───── Dataset records ─────

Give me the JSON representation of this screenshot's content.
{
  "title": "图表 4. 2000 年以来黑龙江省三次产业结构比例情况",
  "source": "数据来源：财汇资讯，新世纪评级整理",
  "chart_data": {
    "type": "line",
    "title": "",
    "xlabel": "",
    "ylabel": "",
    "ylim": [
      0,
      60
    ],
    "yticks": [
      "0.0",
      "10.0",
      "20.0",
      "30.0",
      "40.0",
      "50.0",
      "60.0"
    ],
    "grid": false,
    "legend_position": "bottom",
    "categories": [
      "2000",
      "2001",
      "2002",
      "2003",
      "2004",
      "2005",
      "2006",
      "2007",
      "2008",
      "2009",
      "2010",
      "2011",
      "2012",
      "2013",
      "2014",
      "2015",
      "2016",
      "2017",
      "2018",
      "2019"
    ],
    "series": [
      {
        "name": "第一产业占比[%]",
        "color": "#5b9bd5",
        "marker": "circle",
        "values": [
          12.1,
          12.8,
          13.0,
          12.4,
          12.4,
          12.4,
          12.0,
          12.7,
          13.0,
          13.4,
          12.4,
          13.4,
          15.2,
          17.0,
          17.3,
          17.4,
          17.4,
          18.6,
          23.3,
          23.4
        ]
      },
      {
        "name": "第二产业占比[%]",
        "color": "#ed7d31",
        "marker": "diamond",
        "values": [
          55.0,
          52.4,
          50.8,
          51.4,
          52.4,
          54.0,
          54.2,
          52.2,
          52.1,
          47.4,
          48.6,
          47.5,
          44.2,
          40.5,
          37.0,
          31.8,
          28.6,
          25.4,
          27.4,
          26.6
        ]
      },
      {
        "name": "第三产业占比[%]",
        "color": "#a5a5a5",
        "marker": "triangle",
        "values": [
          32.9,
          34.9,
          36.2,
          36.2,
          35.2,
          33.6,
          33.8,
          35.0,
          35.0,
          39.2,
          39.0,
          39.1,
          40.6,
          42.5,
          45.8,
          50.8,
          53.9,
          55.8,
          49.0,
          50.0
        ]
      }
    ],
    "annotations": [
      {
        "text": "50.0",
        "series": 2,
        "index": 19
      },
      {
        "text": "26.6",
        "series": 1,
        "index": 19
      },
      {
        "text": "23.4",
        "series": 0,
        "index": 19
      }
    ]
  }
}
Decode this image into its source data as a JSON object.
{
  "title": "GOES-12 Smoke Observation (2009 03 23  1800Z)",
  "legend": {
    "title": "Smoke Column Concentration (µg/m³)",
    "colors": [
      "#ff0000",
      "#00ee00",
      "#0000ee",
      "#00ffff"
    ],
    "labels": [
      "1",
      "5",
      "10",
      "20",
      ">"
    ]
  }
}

─────

Copy every line of the listing where the word "marker" appears.

        "marker": "circle",
        "marker": "diamond",
        "marker": "triangle",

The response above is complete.